#### TASK OBJECTIVE:
Copy out the lines verbatim, starting at the line containing "Patent image size: (982, 1089)." and ending after the line containing "The frame 14 is at (125, 370).".

Rows from a dataset
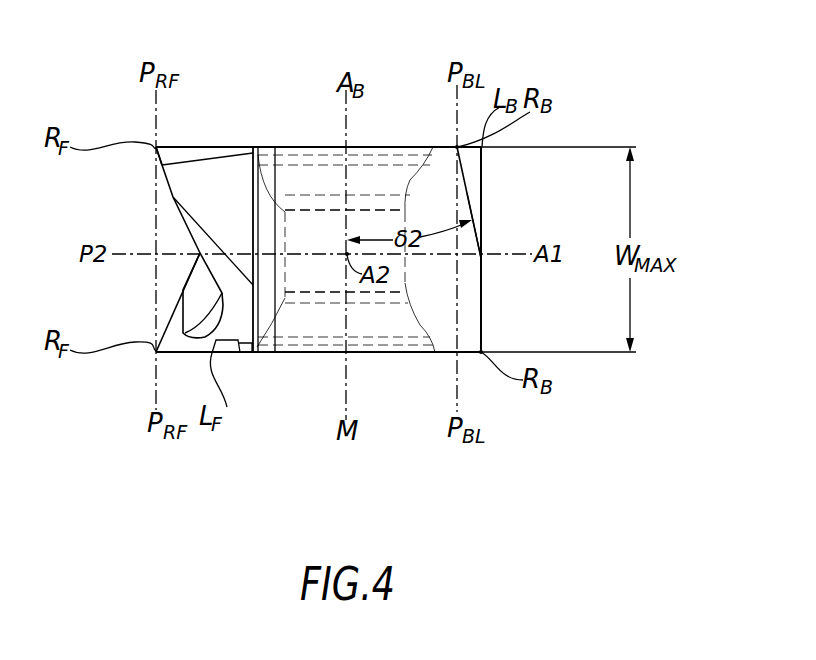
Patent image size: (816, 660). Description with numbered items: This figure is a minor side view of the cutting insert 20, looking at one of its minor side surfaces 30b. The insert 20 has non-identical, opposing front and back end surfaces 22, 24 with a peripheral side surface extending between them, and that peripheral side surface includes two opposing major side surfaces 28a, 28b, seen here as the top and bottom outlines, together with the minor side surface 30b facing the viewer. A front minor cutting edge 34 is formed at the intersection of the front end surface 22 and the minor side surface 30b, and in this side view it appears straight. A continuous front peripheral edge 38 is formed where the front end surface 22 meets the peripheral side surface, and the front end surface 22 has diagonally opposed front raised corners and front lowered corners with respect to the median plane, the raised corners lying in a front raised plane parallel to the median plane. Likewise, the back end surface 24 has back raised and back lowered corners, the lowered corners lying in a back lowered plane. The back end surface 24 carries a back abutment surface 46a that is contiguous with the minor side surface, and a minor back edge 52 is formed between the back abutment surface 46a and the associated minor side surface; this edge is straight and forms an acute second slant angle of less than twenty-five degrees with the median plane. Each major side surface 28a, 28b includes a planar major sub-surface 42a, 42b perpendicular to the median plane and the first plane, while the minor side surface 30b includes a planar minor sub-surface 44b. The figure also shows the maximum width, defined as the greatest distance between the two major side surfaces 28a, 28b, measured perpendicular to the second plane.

The cutting insert 20 is at (528, 51).
The front end surface 22 is at (192, 292).
The back end surface 24 is at (477, 173).
The major side surface 28a is at (286, 142).
The major side surface 28b is at (270, 360).
The minor side surface 30b is at (240, 203).
The front minor cutting edge 34 is at (167, 181).
The front peripheral edge 38 is at (168, 202).
The major sub-surface 42a is at (396, 147).
The major sub-surface 42b is at (417, 353).
The minor sub-surface 44b is at (455, 288).
The back abutment surface 46a is at (474, 193).
The minor back edge 52 is at (470, 223).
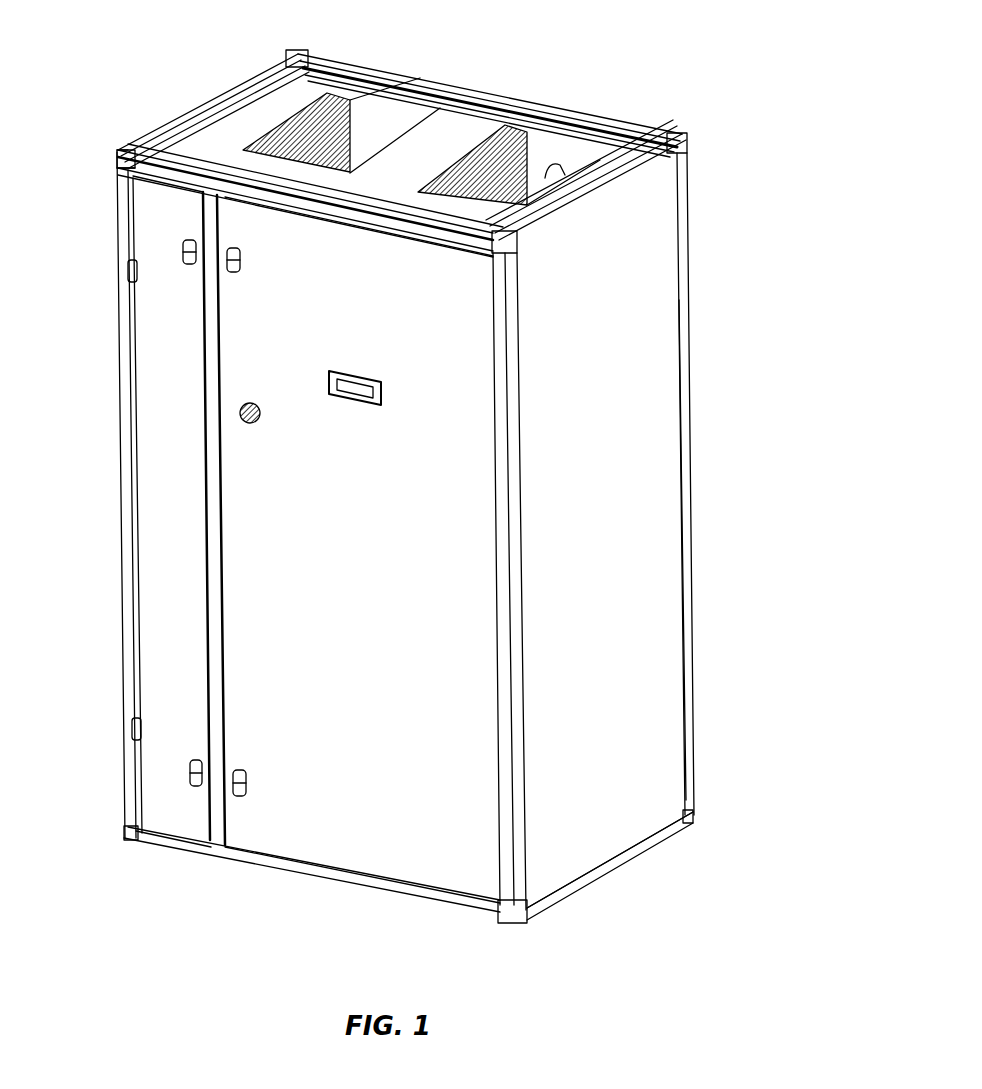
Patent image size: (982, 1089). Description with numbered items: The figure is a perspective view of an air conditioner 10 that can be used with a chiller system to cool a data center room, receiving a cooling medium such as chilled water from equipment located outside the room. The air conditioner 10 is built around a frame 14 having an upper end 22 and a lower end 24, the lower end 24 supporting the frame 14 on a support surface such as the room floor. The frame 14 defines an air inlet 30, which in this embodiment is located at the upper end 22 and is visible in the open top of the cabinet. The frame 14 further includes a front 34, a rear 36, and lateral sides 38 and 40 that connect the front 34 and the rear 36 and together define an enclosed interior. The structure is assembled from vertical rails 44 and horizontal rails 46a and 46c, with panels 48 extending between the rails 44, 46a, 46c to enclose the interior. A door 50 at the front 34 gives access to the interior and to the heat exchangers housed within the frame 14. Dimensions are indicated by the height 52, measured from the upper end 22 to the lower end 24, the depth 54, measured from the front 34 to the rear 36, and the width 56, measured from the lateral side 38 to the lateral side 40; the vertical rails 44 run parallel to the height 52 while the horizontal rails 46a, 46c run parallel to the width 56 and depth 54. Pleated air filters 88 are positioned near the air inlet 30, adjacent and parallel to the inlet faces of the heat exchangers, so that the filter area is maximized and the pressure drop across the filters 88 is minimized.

The air conditioner 10 is at (800, 177).
The frame 14 is at (125, 370).
The upper end 22 is at (117, 152).
The lower end 24 is at (258, 872).
The air inlet 30 is at (567, 172).
The front 34 is at (157, 430).
The rear 36 is at (687, 277).
The lateral side 38 is at (117, 275).
The lateral side 40 is at (652, 352).
The vertical rails 44 is at (503, 598).
The horizontal rail 46a is at (347, 212).
The horizontal rail 46c is at (352, 882).
The panels 48 is at (152, 536).
The door 50 is at (245, 575).
The height 52 is at (700, 815).
The depth 54 is at (693, 826).
The width 56 is at (758, 92).
The air filters 88 is at (355, 120).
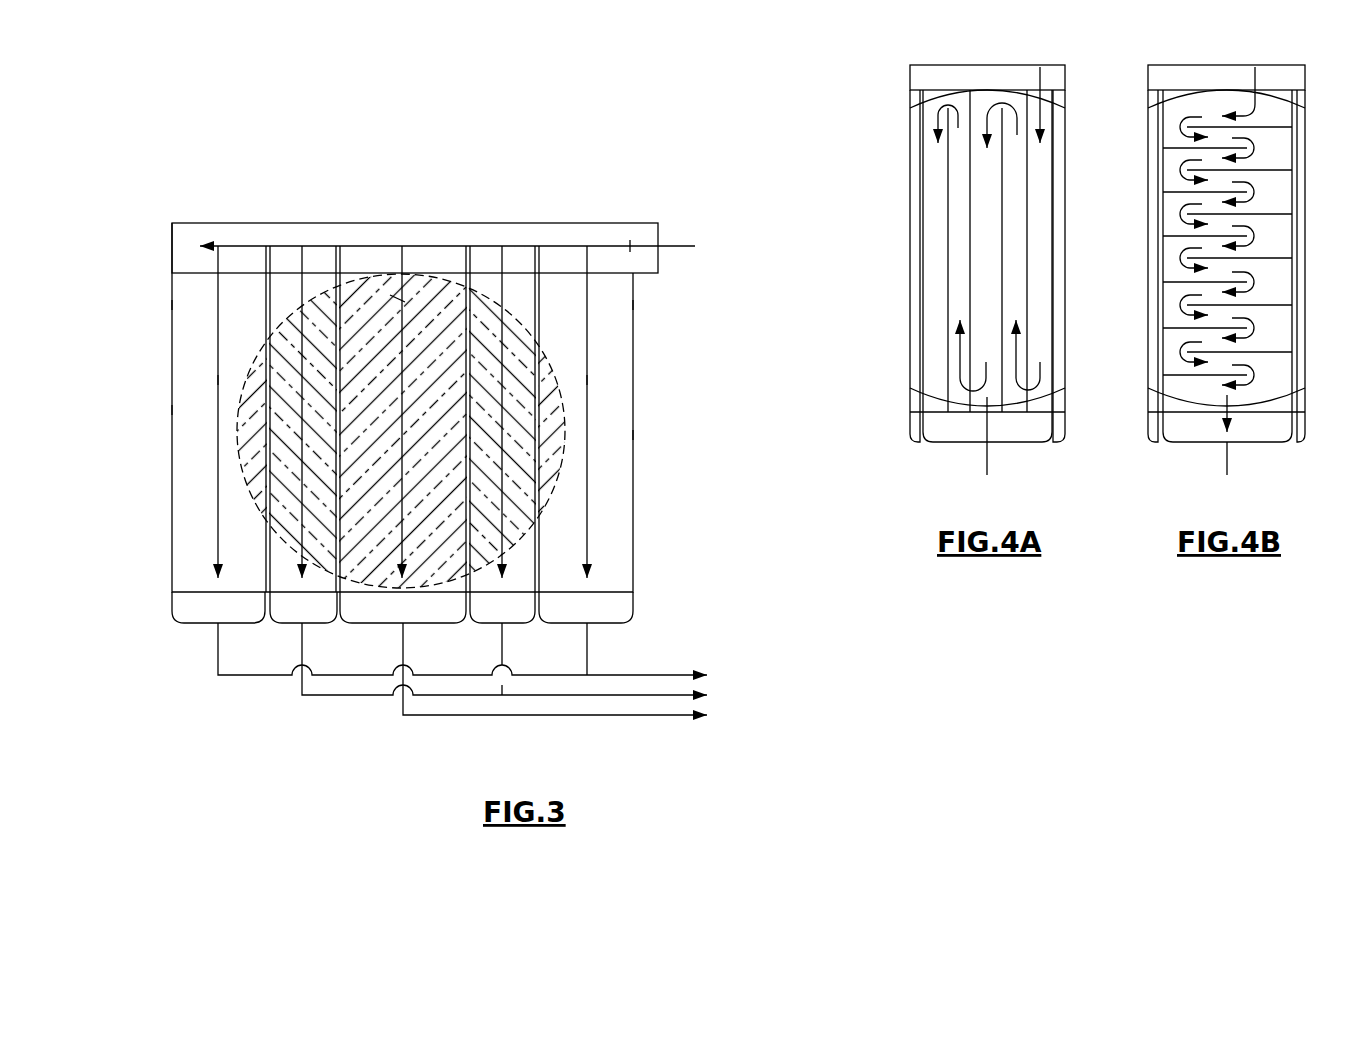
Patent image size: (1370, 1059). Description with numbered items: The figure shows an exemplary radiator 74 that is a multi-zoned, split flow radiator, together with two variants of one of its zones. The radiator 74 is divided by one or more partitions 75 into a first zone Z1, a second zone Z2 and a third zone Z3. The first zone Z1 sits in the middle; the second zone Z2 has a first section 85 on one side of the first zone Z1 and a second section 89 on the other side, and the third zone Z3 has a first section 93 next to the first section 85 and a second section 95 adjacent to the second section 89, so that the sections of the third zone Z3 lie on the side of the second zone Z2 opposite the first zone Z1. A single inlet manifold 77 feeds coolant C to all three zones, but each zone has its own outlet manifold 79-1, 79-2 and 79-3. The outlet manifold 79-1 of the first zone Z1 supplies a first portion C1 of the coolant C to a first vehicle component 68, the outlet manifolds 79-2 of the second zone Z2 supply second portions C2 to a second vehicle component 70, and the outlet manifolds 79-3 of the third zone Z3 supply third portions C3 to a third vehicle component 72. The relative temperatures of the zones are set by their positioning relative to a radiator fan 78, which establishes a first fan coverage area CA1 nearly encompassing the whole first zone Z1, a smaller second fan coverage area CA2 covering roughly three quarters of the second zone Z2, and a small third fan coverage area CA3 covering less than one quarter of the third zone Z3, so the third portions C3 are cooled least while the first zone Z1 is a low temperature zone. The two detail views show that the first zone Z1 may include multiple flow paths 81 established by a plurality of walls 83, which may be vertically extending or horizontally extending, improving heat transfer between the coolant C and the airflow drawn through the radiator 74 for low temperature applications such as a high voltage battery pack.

In FIG. 3, the radiator 74 is at (332, 190).
In FIG. 3, the partitions 75 is at (265, 268).
In FIG. 3, the inlet manifold 77 is at (185, 232).
In FIG. 3, the radiator fan 78 is at (523, 313).
In FIG. 3, the first section of the second zone 85 is at (283, 305).
In FIG. 3, the second section of the second zone 89 is at (517, 270).
In FIG. 3, the first section of the third zone 93 is at (180, 410).
In FIG. 3, the second section of the third zone 95 is at (620, 435).
In FIG. 3, the outlet manifold of the first zone 79-1 is at (418, 612).
In FIG. 3, the outlet manifolds of the second zone 79-2 is at (310, 612).
In FIG. 3, the outlet manifolds of the third zone 79-3 is at (212, 612).
In FIG. 4A, the flow paths 81 is at (940, 395).
In FIG. 4B, the flow paths 81 is at (1280, 115).
In FIG. 4A, the walls 83 is at (948, 183).
In FIG. 4B, the walls 83 is at (1163, 238).
In FIG. 3, the third vehicle component 72 is at (908, 672).
In FIG. 3, the second vehicle component 70 is at (921, 701).
In FIG. 3, the first vehicle component 68 is at (908, 730).
In FIG. 3, the first zone Z1 is at (442, 268).
In FIG. 4A, the first zone Z1 is at (982, 83).
In FIG. 4B, the first zone Z1 is at (1220, 83).
In FIG. 3, the second zone Z2 is at (320, 283).
In FIG. 3, the third zone Z3 is at (172, 305).
In FIG. 3, the coolant C is at (630, 246).
In FIG. 4A, the coolant C is at (948, 100).
In FIG. 4B, the coolant C is at (1257, 79).
In FIG. 3, the first portion of the coolant C1 is at (400, 300).
In FIG. 3, the second portions of the coolant C2 is at (270, 530).
In FIG. 3, the third portions of the coolant C3 is at (218, 380).
In FIG. 3, the first fan coverage area CA1 is at (404, 585).
In FIG. 3, the second fan coverage area CA2 is at (517, 537).
In FIG. 3, the third fan coverage area CA3 is at (248, 468).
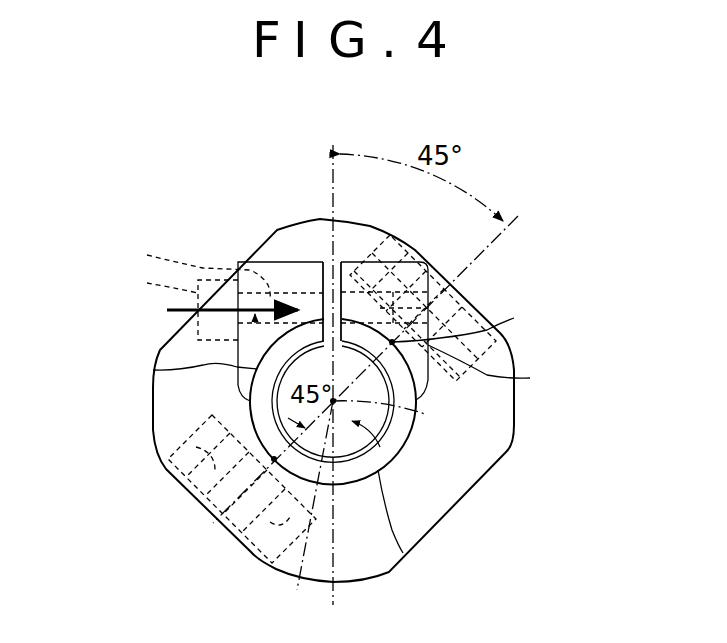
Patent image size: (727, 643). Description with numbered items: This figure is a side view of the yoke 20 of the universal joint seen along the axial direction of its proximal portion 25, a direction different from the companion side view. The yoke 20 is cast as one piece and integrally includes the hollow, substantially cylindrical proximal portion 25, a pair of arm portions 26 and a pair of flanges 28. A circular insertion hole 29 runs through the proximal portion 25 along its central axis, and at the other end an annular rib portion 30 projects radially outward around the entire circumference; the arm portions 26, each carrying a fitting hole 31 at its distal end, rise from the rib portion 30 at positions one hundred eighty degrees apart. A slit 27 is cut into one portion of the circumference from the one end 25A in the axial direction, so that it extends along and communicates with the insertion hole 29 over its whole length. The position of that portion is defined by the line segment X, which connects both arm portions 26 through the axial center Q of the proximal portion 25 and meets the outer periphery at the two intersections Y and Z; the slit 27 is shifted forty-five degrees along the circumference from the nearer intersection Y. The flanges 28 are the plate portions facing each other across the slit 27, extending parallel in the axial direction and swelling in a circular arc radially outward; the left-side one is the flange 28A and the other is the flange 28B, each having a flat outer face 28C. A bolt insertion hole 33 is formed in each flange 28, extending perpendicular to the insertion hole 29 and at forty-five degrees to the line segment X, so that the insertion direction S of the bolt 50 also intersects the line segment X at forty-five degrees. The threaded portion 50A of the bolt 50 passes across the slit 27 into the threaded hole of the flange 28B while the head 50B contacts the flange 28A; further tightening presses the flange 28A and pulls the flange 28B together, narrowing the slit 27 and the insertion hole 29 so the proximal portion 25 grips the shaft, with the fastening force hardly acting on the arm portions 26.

The yoke 20 is at (456, 514).
The proximal portion 25 is at (357, 473).
The one end 25A is at (403, 433).
The arm portions 26 is at (408, 238).
The slit 27 is at (338, 260).
The flanges 28 is at (316, 274).
The flange 28A is at (288, 280).
The flange 28B is at (333, 280).
The face 28C is at (153, 370).
The insertion hole 29 is at (404, 534).
The rib portion 30 is at (488, 452).
The fitting hole 31 is at (261, 546).
The bolt insertion hole 33 is at (433, 300).
The bolt 50 is at (156, 291).
The threaded portion 50A is at (181, 271).
The head 50B is at (165, 308).
The insertion direction S is at (173, 311).
The line segment X is at (425, 414).
The intersection Y is at (524, 324).
The intersection Z is at (268, 508).
The axial center Q is at (297, 611).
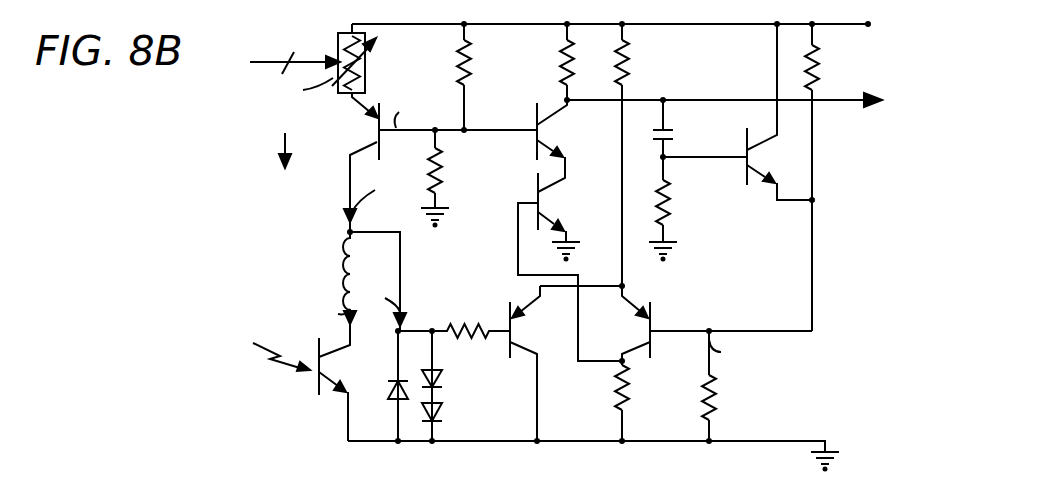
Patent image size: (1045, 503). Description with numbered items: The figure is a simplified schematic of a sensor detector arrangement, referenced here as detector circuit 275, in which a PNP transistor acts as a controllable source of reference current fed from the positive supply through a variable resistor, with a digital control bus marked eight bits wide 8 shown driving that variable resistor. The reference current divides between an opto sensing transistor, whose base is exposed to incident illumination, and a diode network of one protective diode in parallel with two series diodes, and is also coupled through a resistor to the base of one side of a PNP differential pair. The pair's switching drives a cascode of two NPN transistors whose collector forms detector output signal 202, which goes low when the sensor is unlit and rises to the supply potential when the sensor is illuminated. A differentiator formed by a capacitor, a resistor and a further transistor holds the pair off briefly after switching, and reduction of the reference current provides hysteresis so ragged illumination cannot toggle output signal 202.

#### OUTPUT FOR THIS TASK:
Patent image size: (982, 1089). Description with numbered items: The figure is a perspective view of an air conditioner 10 that can be used with a chiller system to cool a data center room, receiving a cooling medium such as chilled water from equipment located outside the room. The air conditioner 10 is built around a frame 14 having an upper end 22 and a lower end 24, the lower end 24 supporting the frame 14 on a support surface such as the room floor. The frame 14 defines an air inlet 30, which in this embodiment is located at the upper end 22 and is visible in the open top of the cabinet. The frame 14 further includes a front 34, a rear 36, and lateral sides 38 and 40 that connect the front 34 and the rear 36 and together define an enclosed interior. The structure is assembled from vertical rails 44 and horizontal rails 46a and 46c, with panels 48 extending between the rails 44, 46a, 46c to enclose the interior. A door 50 at the front 34 gives access to the interior and to the heat exchangers housed within the frame 14. Dimensions are indicated by the height 52, measured from the upper end 22 to the lower end 24, the depth 54, measured from the front 34 to the rear 36, and the width 56, measured from the lateral side 38 to the lateral side 40; the vertical rails 44 run parallel to the height 52 while the horizontal rails 46a, 46c run parallel to the width 56 and depth 54. Pleated air filters 88 are positioned near the air inlet 30, adjacent and parallel to the inlet faces of the heat exchangers, so that the filter area is maximized and the pressure drop across the filters 88 is minimized.

The air conditioner 10 is at (800, 177).
The frame 14 is at (125, 370).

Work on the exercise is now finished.